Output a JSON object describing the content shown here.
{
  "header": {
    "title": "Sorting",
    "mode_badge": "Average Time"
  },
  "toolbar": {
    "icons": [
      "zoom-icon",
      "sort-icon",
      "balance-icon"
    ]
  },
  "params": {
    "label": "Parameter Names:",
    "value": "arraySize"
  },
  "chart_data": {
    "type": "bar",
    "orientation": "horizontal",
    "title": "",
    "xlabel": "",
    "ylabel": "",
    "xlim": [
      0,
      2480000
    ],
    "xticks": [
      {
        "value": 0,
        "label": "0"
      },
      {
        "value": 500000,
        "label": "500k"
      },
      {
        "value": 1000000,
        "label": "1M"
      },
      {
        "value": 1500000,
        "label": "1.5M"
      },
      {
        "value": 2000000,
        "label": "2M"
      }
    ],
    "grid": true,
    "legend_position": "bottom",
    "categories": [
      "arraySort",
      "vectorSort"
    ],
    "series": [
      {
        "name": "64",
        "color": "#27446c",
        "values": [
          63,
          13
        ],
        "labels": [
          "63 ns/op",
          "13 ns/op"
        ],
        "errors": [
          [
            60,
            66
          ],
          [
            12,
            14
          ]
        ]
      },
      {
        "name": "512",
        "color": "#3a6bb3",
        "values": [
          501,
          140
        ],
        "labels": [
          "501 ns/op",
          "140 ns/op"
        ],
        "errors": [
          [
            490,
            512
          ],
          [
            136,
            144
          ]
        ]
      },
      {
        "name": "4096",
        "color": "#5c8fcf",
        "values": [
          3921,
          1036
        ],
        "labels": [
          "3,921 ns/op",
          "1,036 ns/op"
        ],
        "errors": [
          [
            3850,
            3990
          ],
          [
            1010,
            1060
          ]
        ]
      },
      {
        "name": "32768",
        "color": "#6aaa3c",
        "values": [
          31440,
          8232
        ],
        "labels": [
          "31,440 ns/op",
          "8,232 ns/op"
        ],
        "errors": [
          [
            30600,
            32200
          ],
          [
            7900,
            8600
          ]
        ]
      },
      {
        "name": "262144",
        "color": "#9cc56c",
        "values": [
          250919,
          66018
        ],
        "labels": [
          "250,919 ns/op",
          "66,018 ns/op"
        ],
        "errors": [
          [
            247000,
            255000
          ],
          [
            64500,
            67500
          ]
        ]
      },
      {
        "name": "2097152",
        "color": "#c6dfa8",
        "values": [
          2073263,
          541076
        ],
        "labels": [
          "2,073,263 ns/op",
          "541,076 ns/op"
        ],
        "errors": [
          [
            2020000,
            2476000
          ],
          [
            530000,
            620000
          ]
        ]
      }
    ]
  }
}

- [Prompt]
Repeat the records above in full, character for character.

- [The result]
Output a JSON object describing the content shown here.
{
  "header": {
    "title": "Sorting",
    "mode_badge": "Average Time"
  },
  "toolbar": {
    "icons": [
      "zoom-icon",
      "sort-icon",
      "balance-icon"
    ]
  },
  "params": {
    "label": "Parameter Names:",
    "value": "arraySize"
  },
  "chart_data": {
    "type": "bar",
    "orientation": "horizontal",
    "title": "",
    "xlabel": "",
    "ylabel": "",
    "xlim": [
      0,
      2480000
    ],
    "xticks": [
      {
        "value": 0,
        "label": "0"
      },
      {
        "value": 500000,
        "label": "500k"
      },
      {
        "value": 1000000,
        "label": "1M"
      },
      {
        "value": 1500000,
        "label": "1.5M"
      },
      {
        "value": 2000000,
        "label": "2M"
      }
    ],
    "grid": true,
    "legend_position": "bottom",
    "categories": [
      "arraySort",
      "vectorSort"
    ],
    "series": [
      {
        "name": "64",
        "color": "#27446c",
        "values": [
          63,
          13
        ],
        "labels": [
          "63 ns/op",
          "13 ns/op"
        ],
        "errors": [
          [
            60,
            66
          ],
          [
            12,
            14
          ]
        ]
      },
      {
        "name": "512",
        "color": "#3a6bb3",
        "values": [
          501,
          140
        ],
        "labels": [
          "501 ns/op",
          "140 ns/op"
        ],
        "errors": [
          [
            490,
            512
          ],
          [
            136,
            144
          ]
        ]
      },
      {
        "name": "4096",
        "color": "#5c8fcf",
        "values": [
          3921,
          1036
        ],
        "labels": [
          "3,921 ns/op",
          "1,036 ns/op"
        ],
        "errors": [
          [
            3850,
            3990
          ],
          [
            1010,
            1060
          ]
        ]
      },
      {
        "name": "32768",
        "color": "#6aaa3c",
        "values": [
          31440,
          8232
        ],
        "labels": [
          "31,440 ns/op",
          "8,232 ns/op"
        ],
        "errors": [
          [
            30600,
            32200
          ],
          [
            7900,
            8600
          ]
        ]
      },
      {
        "name": "262144",
        "color": "#9cc56c",
        "values": [
          250919,
          66018
        ],
        "labels": [
          "250,919 ns/op",
          "66,018 ns/op"
        ],
        "errors": [
          [
            247000,
            255000
          ],
          [
            64500,
            67500
          ]
        ]
      },
      {
        "name": "2097152",
        "color": "#c6dfa8",
        "values": [
          2073263,
          541076
        ],
        "labels": [
          "2,073,263 ns/op",
          "541,076 ns/op"
        ],
        "errors": [
          [
            2020000,
            2476000
          ],
          [
            530000,
            620000
          ]
        ]
      }
    ]
  }
}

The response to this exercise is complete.